THE REQUEST - Give only the number of lines in the records that contain the string "modal".

[Saved data entries]
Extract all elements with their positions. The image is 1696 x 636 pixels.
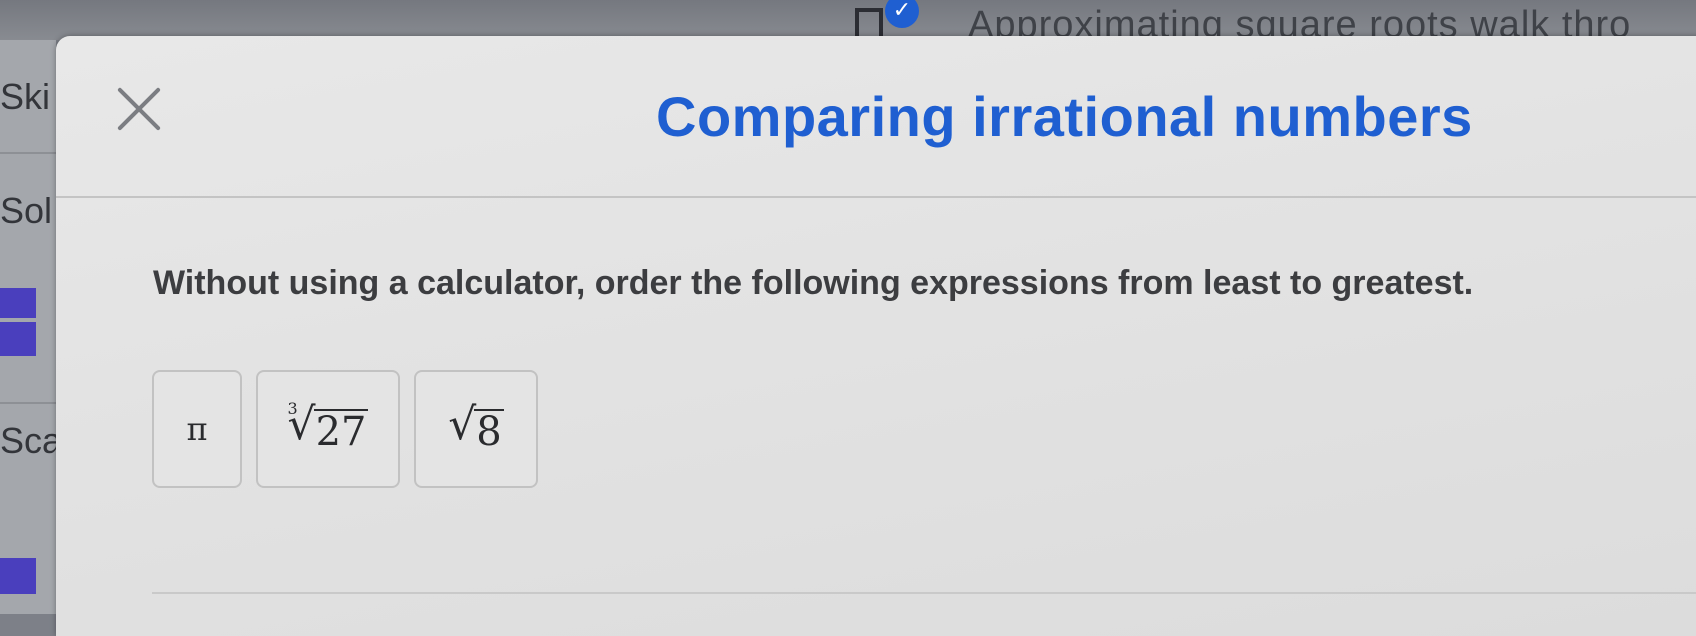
modal-title: Comparing irrational numbers bbox=[656, 85, 1473, 148]
background-sidebar: Ski Sol Sca bbox=[0, 40, 56, 614]
sidebar-label-skills[interactable]: Ski bbox=[0, 76, 56, 118]
sidebar-progress-bar bbox=[0, 322, 36, 356]
sidebar-divider bbox=[0, 152, 56, 154]
close-button[interactable] bbox=[116, 86, 162, 132]
square-root-expression: √ 8 bbox=[448, 399, 504, 455]
document-icon bbox=[855, 8, 883, 38]
cube-root-expression: 3 √ 27 bbox=[287, 399, 369, 455]
expression-tile-pi[interactable]: π bbox=[152, 370, 242, 488]
sidebar-label-solve[interactable]: Sol bbox=[0, 190, 56, 232]
expression-tile-cube-root[interactable]: 3 √ 27 bbox=[256, 370, 400, 488]
question-prompt: Without using a calculator, order the fo… bbox=[153, 264, 1474, 302]
radicand: 8 bbox=[474, 409, 504, 455]
expression-text: π bbox=[186, 410, 208, 448]
radical-sign-icon: √ bbox=[287, 399, 316, 450]
header-divider bbox=[56, 196, 1696, 198]
footer-divider bbox=[152, 592, 1696, 594]
radical-sign-icon: √ bbox=[448, 399, 477, 450]
sidebar-label-scale[interactable]: Sca bbox=[0, 420, 56, 462]
radicand: 27 bbox=[313, 409, 369, 455]
sidebar-progress-bar bbox=[0, 288, 36, 318]
sidebar-divider bbox=[0, 402, 56, 404]
expression-tile-square-root[interactable]: √ 8 bbox=[414, 370, 538, 488]
modal-dialog: Comparing irrational numbers Without usi… bbox=[56, 36, 1696, 636]
sidebar-progress-bar bbox=[0, 558, 36, 594]
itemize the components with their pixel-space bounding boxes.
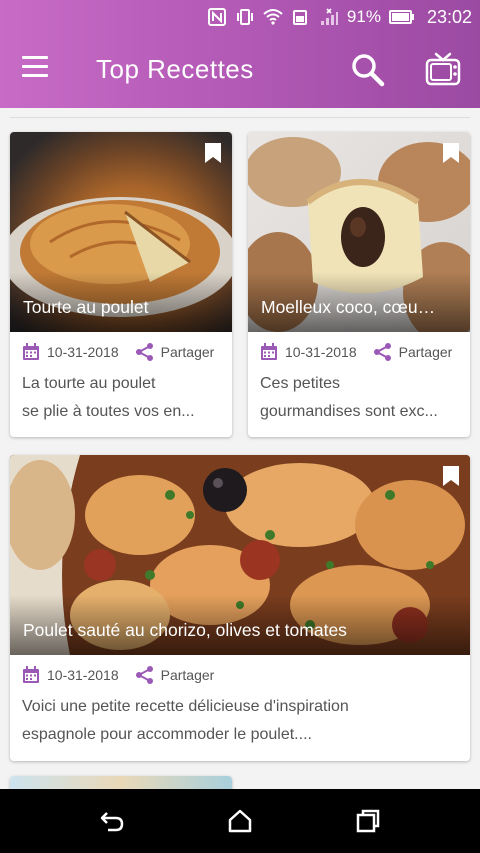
recipe-title: Moelleux coco, cœur ...	[261, 297, 440, 317]
status-bar: 91% 23:02	[0, 0, 480, 34]
app-bar: Top Recettes	[0, 34, 480, 106]
recipe-description: Voici une petite recette délicieuse d'in…	[22, 693, 458, 749]
menu-button[interactable]	[22, 56, 52, 84]
battery-icon	[388, 10, 414, 24]
share-button[interactable]: Partager	[373, 342, 453, 362]
recipe-card[interactable]: Tourte au poulet 10-31-2018 Partager La …	[10, 132, 232, 437]
calendar-icon	[23, 666, 39, 683]
recipe-image: Moelleux coco, cœur ...	[248, 132, 470, 332]
bookmark-icon[interactable]	[204, 142, 222, 164]
recipe-meta: 10-31-2018 Partager	[260, 342, 452, 362]
recipe-card[interactable]: Poulet sauté au chorizo, olives et tomat…	[10, 455, 470, 761]
nfc-icon	[207, 8, 226, 26]
home-icon[interactable]	[226, 807, 254, 835]
tv-icon[interactable]	[424, 50, 462, 88]
share-button[interactable]: Partager	[135, 665, 215, 685]
back-icon[interactable]	[98, 807, 126, 835]
share-icon	[135, 343, 153, 361]
recipe-description-line: se plie à toutes vos en...	[22, 403, 195, 420]
recipe-date: 10-31-2018	[47, 667, 119, 683]
menu-icon-bar	[22, 65, 48, 68]
calendar-icon	[23, 343, 39, 360]
menu-icon	[22, 56, 48, 59]
app-title: Top Recettes	[96, 54, 254, 84]
recipe-description-line: Voici une petite recette délicieuse d'in…	[22, 698, 349, 715]
divider	[10, 117, 470, 118]
recipe-description: Ces petites gourmandises sont exc...	[260, 370, 458, 426]
share-icon	[135, 666, 153, 684]
header: 91% 23:02 Top Recettes	[0, 0, 480, 108]
clock: 23:02	[426, 7, 472, 27]
recipe-description-line: La tourte au poulet	[22, 375, 156, 392]
share-icon	[373, 343, 391, 361]
recipe-title: Tourte au poulet	[23, 297, 149, 317]
recipe-description-line: gourmandises sont exc...	[260, 403, 438, 420]
recipe-description-line: Ces petites	[260, 375, 341, 392]
search-icon[interactable]	[350, 52, 386, 88]
share-button[interactable]: Partager	[135, 342, 215, 362]
calendar-icon	[261, 343, 277, 360]
system-nav-bar	[0, 789, 480, 853]
recipe-image: Poulet sauté au chorizo, olives et tomat…	[10, 455, 470, 655]
signal-icon	[320, 8, 338, 25]
bookmark-icon[interactable]	[442, 465, 460, 487]
recipe-image: Tourte au poulet	[10, 132, 232, 332]
recipe-date: 10-31-2018	[47, 344, 119, 360]
recents-icon[interactable]	[354, 807, 382, 835]
menu-icon-bar	[22, 74, 48, 77]
recipe-date: 10-31-2018	[285, 344, 357, 360]
recipe-title: Poulet sauté au chorizo, olives et tomat…	[23, 620, 347, 640]
share-label: Partager	[160, 344, 215, 360]
recipe-description-line: espagnole pour accommoder le poulet....	[22, 726, 312, 743]
recipe-description: La tourte au poulet se plie à toutes vos…	[22, 370, 220, 426]
battery-saver-icon	[292, 10, 307, 25]
share-label: Partager	[398, 344, 453, 360]
recipe-card[interactable]: Moelleux coco, cœur ... 10-31-2018 Parta…	[248, 132, 470, 437]
vibrate-icon	[236, 9, 253, 25]
share-label: Partager	[160, 667, 215, 683]
battery-percent: 91%	[346, 7, 381, 26]
wifi-icon	[263, 9, 283, 25]
recipe-meta: 10-31-2018 Partager	[22, 665, 214, 685]
bookmark-icon[interactable]	[442, 142, 460, 164]
recipe-meta: 10-31-2018 Partager	[22, 342, 214, 362]
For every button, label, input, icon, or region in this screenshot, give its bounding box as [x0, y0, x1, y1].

WORKED ANSWER - 2